Dataset items
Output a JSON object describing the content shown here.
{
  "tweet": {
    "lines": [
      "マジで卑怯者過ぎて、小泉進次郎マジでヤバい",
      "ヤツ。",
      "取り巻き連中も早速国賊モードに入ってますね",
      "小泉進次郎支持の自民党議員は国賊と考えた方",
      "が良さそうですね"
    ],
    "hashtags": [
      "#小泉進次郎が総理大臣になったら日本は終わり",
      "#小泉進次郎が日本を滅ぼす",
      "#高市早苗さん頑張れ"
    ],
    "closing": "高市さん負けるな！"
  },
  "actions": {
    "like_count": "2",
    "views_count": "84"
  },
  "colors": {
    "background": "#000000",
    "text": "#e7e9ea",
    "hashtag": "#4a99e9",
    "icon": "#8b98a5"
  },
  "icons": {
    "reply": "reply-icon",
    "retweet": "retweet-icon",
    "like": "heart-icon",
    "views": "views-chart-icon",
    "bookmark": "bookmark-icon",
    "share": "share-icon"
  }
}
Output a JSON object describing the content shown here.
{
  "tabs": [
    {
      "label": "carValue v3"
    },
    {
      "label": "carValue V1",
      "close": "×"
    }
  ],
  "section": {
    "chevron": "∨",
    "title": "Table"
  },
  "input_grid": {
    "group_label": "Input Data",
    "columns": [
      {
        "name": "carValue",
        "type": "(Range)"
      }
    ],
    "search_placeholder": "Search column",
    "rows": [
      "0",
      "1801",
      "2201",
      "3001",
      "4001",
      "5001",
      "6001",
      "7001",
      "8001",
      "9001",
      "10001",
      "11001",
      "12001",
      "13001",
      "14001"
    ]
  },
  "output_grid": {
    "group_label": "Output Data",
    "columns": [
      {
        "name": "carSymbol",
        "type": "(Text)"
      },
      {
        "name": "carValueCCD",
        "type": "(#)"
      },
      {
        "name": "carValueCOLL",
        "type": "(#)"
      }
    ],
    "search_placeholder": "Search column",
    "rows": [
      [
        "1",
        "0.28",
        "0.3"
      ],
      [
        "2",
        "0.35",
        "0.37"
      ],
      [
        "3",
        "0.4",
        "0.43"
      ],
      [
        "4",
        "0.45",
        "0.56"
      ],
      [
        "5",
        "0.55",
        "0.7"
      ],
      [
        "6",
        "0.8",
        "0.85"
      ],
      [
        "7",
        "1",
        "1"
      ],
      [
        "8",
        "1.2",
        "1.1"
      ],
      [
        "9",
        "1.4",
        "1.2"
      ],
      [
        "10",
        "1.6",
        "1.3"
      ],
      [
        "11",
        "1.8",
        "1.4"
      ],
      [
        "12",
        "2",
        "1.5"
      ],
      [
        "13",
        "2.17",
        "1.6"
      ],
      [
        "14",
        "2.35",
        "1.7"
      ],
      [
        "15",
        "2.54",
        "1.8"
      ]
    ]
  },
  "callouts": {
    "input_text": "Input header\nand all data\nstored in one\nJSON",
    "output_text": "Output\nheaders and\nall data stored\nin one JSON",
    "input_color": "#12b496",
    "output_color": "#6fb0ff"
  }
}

What this task involves >> Transcribe all the entries, keeping each one exactly as it is.

Complete answer >>
Output a JSON object describing the content shown here.
{
  "tweet": {
    "lines": [
      "マジで卑怯者過ぎて、小泉進次郎マジでヤバい",
      "ヤツ。",
      "取り巻き連中も早速国賊モードに入ってますね",
      "小泉進次郎支持の自民党議員は国賊と考えた方",
      "が良さそうですね"
    ],
    "hashtags": [
      "#小泉進次郎が総理大臣になったら日本は終わり",
      "#小泉進次郎が日本を滅ぼす",
      "#高市早苗さん頑張れ"
    ],
    "closing": "高市さん負けるな！"
  },
  "actions": {
    "like_count": "2",
    "views_count": "84"
  },
  "colors": {
    "background": "#000000",
    "text": "#e7e9ea",
    "hashtag": "#4a99e9",
    "icon": "#8b98a5"
  },
  "icons": {
    "reply": "reply-icon",
    "retweet": "retweet-icon",
    "like": "heart-icon",
    "views": "views-chart-icon",
    "bookmark": "bookmark-icon",
    "share": "share-icon"
  }
}
Output a JSON object describing the content shown here.
{
  "tabs": [
    {
      "label": "carValue v3"
    },
    {
      "label": "carValue V1",
      "close": "×"
    }
  ],
  "section": {
    "chevron": "∨",
    "title": "Table"
  },
  "input_grid": {
    "group_label": "Input Data",
    "columns": [
      {
        "name": "carValue",
        "type": "(Range)"
      }
    ],
    "search_placeholder": "Search column",
    "rows": [
      "0",
      "1801",
      "2201",
      "3001",
      "4001",
      "5001",
      "6001",
      "7001",
      "8001",
      "9001",
      "10001",
      "11001",
      "12001",
      "13001",
      "14001"
    ]
  },
  "output_grid": {
    "group_label": "Output Data",
    "columns": [
      {
        "name": "carSymbol",
        "type": "(Text)"
      },
      {
        "name": "carValueCCD",
        "type": "(#)"
      },
      {
        "name": "carValueCOLL",
        "type": "(#)"
      }
    ],
    "search_placeholder": "Search column",
    "rows": [
      [
        "1",
        "0.28",
        "0.3"
      ],
      [
        "2",
        "0.35",
        "0.37"
      ],
      [
        "3",
        "0.4",
        "0.43"
      ],
      [
        "4",
        "0.45",
        "0.56"
      ],
      [
        "5",
        "0.55",
        "0.7"
      ],
      [
        "6",
        "0.8",
        "0.85"
      ],
      [
        "7",
        "1",
        "1"
      ],
      [
        "8",
        "1.2",
        "1.1"
      ],
      [
        "9",
        "1.4",
        "1.2"
      ],
      [
        "10",
        "1.6",
        "1.3"
      ],
      [
        "11",
        "1.8",
        "1.4"
      ],
      [
        "12",
        "2",
        "1.5"
      ],
      [
        "13",
        "2.17",
        "1.6"
      ],
      [
        "14",
        "2.35",
        "1.7"
      ],
      [
        "15",
        "2.54",
        "1.8"
      ]
    ]
  },
  "callouts": {
    "input_text": "Input header\nand all data\nstored in one\nJSON",
    "output_text": "Output\nheaders and\nall data stored\nin one JSON",
    "input_color": "#12b496",
    "output_color": "#6fb0ff"
  }
}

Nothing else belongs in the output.